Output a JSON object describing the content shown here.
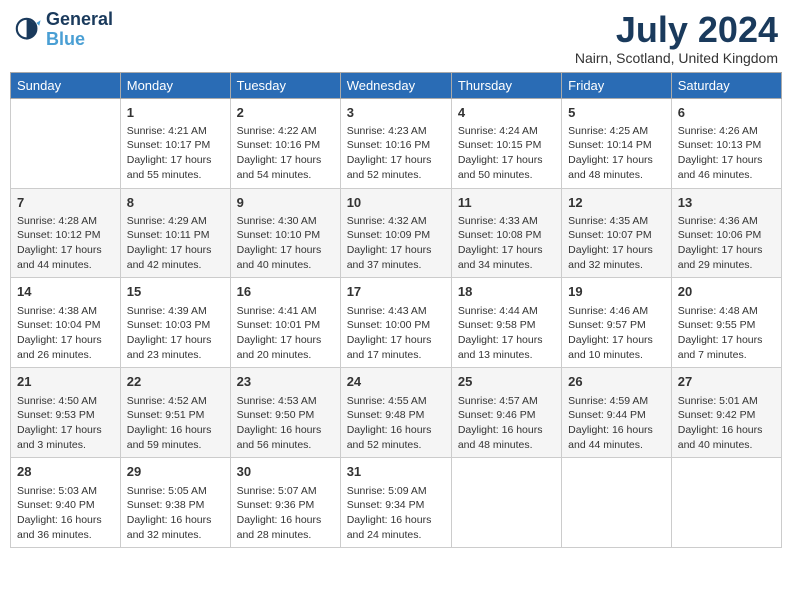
{
  "header": {
    "logo_line1": "General",
    "logo_line2": "Blue",
    "month": "July 2024",
    "location": "Nairn, Scotland, United Kingdom"
  },
  "days_of_week": [
    "Sunday",
    "Monday",
    "Tuesday",
    "Wednesday",
    "Thursday",
    "Friday",
    "Saturday"
  ],
  "weeks": [
    [
      {
        "day": "",
        "info": ""
      },
      {
        "day": "1",
        "info": "Sunrise: 4:21 AM\nSunset: 10:17 PM\nDaylight: 17 hours\nand 55 minutes."
      },
      {
        "day": "2",
        "info": "Sunrise: 4:22 AM\nSunset: 10:16 PM\nDaylight: 17 hours\nand 54 minutes."
      },
      {
        "day": "3",
        "info": "Sunrise: 4:23 AM\nSunset: 10:16 PM\nDaylight: 17 hours\nand 52 minutes."
      },
      {
        "day": "4",
        "info": "Sunrise: 4:24 AM\nSunset: 10:15 PM\nDaylight: 17 hours\nand 50 minutes."
      },
      {
        "day": "5",
        "info": "Sunrise: 4:25 AM\nSunset: 10:14 PM\nDaylight: 17 hours\nand 48 minutes."
      },
      {
        "day": "6",
        "info": "Sunrise: 4:26 AM\nSunset: 10:13 PM\nDaylight: 17 hours\nand 46 minutes."
      }
    ],
    [
      {
        "day": "7",
        "info": "Sunrise: 4:28 AM\nSunset: 10:12 PM\nDaylight: 17 hours\nand 44 minutes."
      },
      {
        "day": "8",
        "info": "Sunrise: 4:29 AM\nSunset: 10:11 PM\nDaylight: 17 hours\nand 42 minutes."
      },
      {
        "day": "9",
        "info": "Sunrise: 4:30 AM\nSunset: 10:10 PM\nDaylight: 17 hours\nand 40 minutes."
      },
      {
        "day": "10",
        "info": "Sunrise: 4:32 AM\nSunset: 10:09 PM\nDaylight: 17 hours\nand 37 minutes."
      },
      {
        "day": "11",
        "info": "Sunrise: 4:33 AM\nSunset: 10:08 PM\nDaylight: 17 hours\nand 34 minutes."
      },
      {
        "day": "12",
        "info": "Sunrise: 4:35 AM\nSunset: 10:07 PM\nDaylight: 17 hours\nand 32 minutes."
      },
      {
        "day": "13",
        "info": "Sunrise: 4:36 AM\nSunset: 10:06 PM\nDaylight: 17 hours\nand 29 minutes."
      }
    ],
    [
      {
        "day": "14",
        "info": "Sunrise: 4:38 AM\nSunset: 10:04 PM\nDaylight: 17 hours\nand 26 minutes."
      },
      {
        "day": "15",
        "info": "Sunrise: 4:39 AM\nSunset: 10:03 PM\nDaylight: 17 hours\nand 23 minutes."
      },
      {
        "day": "16",
        "info": "Sunrise: 4:41 AM\nSunset: 10:01 PM\nDaylight: 17 hours\nand 20 minutes."
      },
      {
        "day": "17",
        "info": "Sunrise: 4:43 AM\nSunset: 10:00 PM\nDaylight: 17 hours\nand 17 minutes."
      },
      {
        "day": "18",
        "info": "Sunrise: 4:44 AM\nSunset: 9:58 PM\nDaylight: 17 hours\nand 13 minutes."
      },
      {
        "day": "19",
        "info": "Sunrise: 4:46 AM\nSunset: 9:57 PM\nDaylight: 17 hours\nand 10 minutes."
      },
      {
        "day": "20",
        "info": "Sunrise: 4:48 AM\nSunset: 9:55 PM\nDaylight: 17 hours\nand 7 minutes."
      }
    ],
    [
      {
        "day": "21",
        "info": "Sunrise: 4:50 AM\nSunset: 9:53 PM\nDaylight: 17 hours\nand 3 minutes."
      },
      {
        "day": "22",
        "info": "Sunrise: 4:52 AM\nSunset: 9:51 PM\nDaylight: 16 hours\nand 59 minutes."
      },
      {
        "day": "23",
        "info": "Sunrise: 4:53 AM\nSunset: 9:50 PM\nDaylight: 16 hours\nand 56 minutes."
      },
      {
        "day": "24",
        "info": "Sunrise: 4:55 AM\nSunset: 9:48 PM\nDaylight: 16 hours\nand 52 minutes."
      },
      {
        "day": "25",
        "info": "Sunrise: 4:57 AM\nSunset: 9:46 PM\nDaylight: 16 hours\nand 48 minutes."
      },
      {
        "day": "26",
        "info": "Sunrise: 4:59 AM\nSunset: 9:44 PM\nDaylight: 16 hours\nand 44 minutes."
      },
      {
        "day": "27",
        "info": "Sunrise: 5:01 AM\nSunset: 9:42 PM\nDaylight: 16 hours\nand 40 minutes."
      }
    ],
    [
      {
        "day": "28",
        "info": "Sunrise: 5:03 AM\nSunset: 9:40 PM\nDaylight: 16 hours\nand 36 minutes."
      },
      {
        "day": "29",
        "info": "Sunrise: 5:05 AM\nSunset: 9:38 PM\nDaylight: 16 hours\nand 32 minutes."
      },
      {
        "day": "30",
        "info": "Sunrise: 5:07 AM\nSunset: 9:36 PM\nDaylight: 16 hours\nand 28 minutes."
      },
      {
        "day": "31",
        "info": "Sunrise: 5:09 AM\nSunset: 9:34 PM\nDaylight: 16 hours\nand 24 minutes."
      },
      {
        "day": "",
        "info": ""
      },
      {
        "day": "",
        "info": ""
      },
      {
        "day": "",
        "info": ""
      }
    ]
  ]
}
---
» Given exercise: Print the complete listing exactly as it stands, without its pictures.

» Reply to the exercise:
Output a JSON object describing the content shown here.
{
  "header": {
    "logo_line1": "General",
    "logo_line2": "Blue",
    "month": "July 2024",
    "location": "Nairn, Scotland, United Kingdom"
  },
  "days_of_week": [
    "Sunday",
    "Monday",
    "Tuesday",
    "Wednesday",
    "Thursday",
    "Friday",
    "Saturday"
  ],
  "weeks": [
    [
      {
        "day": "",
        "info": ""
      },
      {
        "day": "1",
        "info": "Sunrise: 4:21 AM\nSunset: 10:17 PM\nDaylight: 17 hours\nand 55 minutes."
      },
      {
        "day": "2",
        "info": "Sunrise: 4:22 AM\nSunset: 10:16 PM\nDaylight: 17 hours\nand 54 minutes."
      },
      {
        "day": "3",
        "info": "Sunrise: 4:23 AM\nSunset: 10:16 PM\nDaylight: 17 hours\nand 52 minutes."
      },
      {
        "day": "4",
        "info": "Sunrise: 4:24 AM\nSunset: 10:15 PM\nDaylight: 17 hours\nand 50 minutes."
      },
      {
        "day": "5",
        "info": "Sunrise: 4:25 AM\nSunset: 10:14 PM\nDaylight: 17 hours\nand 48 minutes."
      },
      {
        "day": "6",
        "info": "Sunrise: 4:26 AM\nSunset: 10:13 PM\nDaylight: 17 hours\nand 46 minutes."
      }
    ],
    [
      {
        "day": "7",
        "info": "Sunrise: 4:28 AM\nSunset: 10:12 PM\nDaylight: 17 hours\nand 44 minutes."
      },
      {
        "day": "8",
        "info": "Sunrise: 4:29 AM\nSunset: 10:11 PM\nDaylight: 17 hours\nand 42 minutes."
      },
      {
        "day": "9",
        "info": "Sunrise: 4:30 AM\nSunset: 10:10 PM\nDaylight: 17 hours\nand 40 minutes."
      },
      {
        "day": "10",
        "info": "Sunrise: 4:32 AM\nSunset: 10:09 PM\nDaylight: 17 hours\nand 37 minutes."
      },
      {
        "day": "11",
        "info": "Sunrise: 4:33 AM\nSunset: 10:08 PM\nDaylight: 17 hours\nand 34 minutes."
      },
      {
        "day": "12",
        "info": "Sunrise: 4:35 AM\nSunset: 10:07 PM\nDaylight: 17 hours\nand 32 minutes."
      },
      {
        "day": "13",
        "info": "Sunrise: 4:36 AM\nSunset: 10:06 PM\nDaylight: 17 hours\nand 29 minutes."
      }
    ],
    [
      {
        "day": "14",
        "info": "Sunrise: 4:38 AM\nSunset: 10:04 PM\nDaylight: 17 hours\nand 26 minutes."
      },
      {
        "day": "15",
        "info": "Sunrise: 4:39 AM\nSunset: 10:03 PM\nDaylight: 17 hours\nand 23 minutes."
      },
      {
        "day": "16",
        "info": "Sunrise: 4:41 AM\nSunset: 10:01 PM\nDaylight: 17 hours\nand 20 minutes."
      },
      {
        "day": "17",
        "info": "Sunrise: 4:43 AM\nSunset: 10:00 PM\nDaylight: 17 hours\nand 17 minutes."
      },
      {
        "day": "18",
        "info": "Sunrise: 4:44 AM\nSunset: 9:58 PM\nDaylight: 17 hours\nand 13 minutes."
      },
      {
        "day": "19",
        "info": "Sunrise: 4:46 AM\nSunset: 9:57 PM\nDaylight: 17 hours\nand 10 minutes."
      },
      {
        "day": "20",
        "info": "Sunrise: 4:48 AM\nSunset: 9:55 PM\nDaylight: 17 hours\nand 7 minutes."
      }
    ],
    [
      {
        "day": "21",
        "info": "Sunrise: 4:50 AM\nSunset: 9:53 PM\nDaylight: 17 hours\nand 3 minutes."
      },
      {
        "day": "22",
        "info": "Sunrise: 4:52 AM\nSunset: 9:51 PM\nDaylight: 16 hours\nand 59 minutes."
      },
      {
        "day": "23",
        "info": "Sunrise: 4:53 AM\nSunset: 9:50 PM\nDaylight: 16 hours\nand 56 minutes."
      },
      {
        "day": "24",
        "info": "Sunrise: 4:55 AM\nSunset: 9:48 PM\nDaylight: 16 hours\nand 52 minutes."
      },
      {
        "day": "25",
        "info": "Sunrise: 4:57 AM\nSunset: 9:46 PM\nDaylight: 16 hours\nand 48 minutes."
      },
      {
        "day": "26",
        "info": "Sunrise: 4:59 AM\nSunset: 9:44 PM\nDaylight: 16 hours\nand 44 minutes."
      },
      {
        "day": "27",
        "info": "Sunrise: 5:01 AM\nSunset: 9:42 PM\nDaylight: 16 hours\nand 40 minutes."
      }
    ],
    [
      {
        "day": "28",
        "info": "Sunrise: 5:03 AM\nSunset: 9:40 PM\nDaylight: 16 hours\nand 36 minutes."
      },
      {
        "day": "29",
        "info": "Sunrise: 5:05 AM\nSunset: 9:38 PM\nDaylight: 16 hours\nand 32 minutes."
      },
      {
        "day": "30",
        "info": "Sunrise: 5:07 AM\nSunset: 9:36 PM\nDaylight: 16 hours\nand 28 minutes."
      },
      {
        "day": "31",
        "info": "Sunrise: 5:09 AM\nSunset: 9:34 PM\nDaylight: 16 hours\nand 24 minutes."
      },
      {
        "day": "",
        "info": ""
      },
      {
        "day": "",
        "info": ""
      },
      {
        "day": "",
        "info": ""
      }
    ]
  ]
}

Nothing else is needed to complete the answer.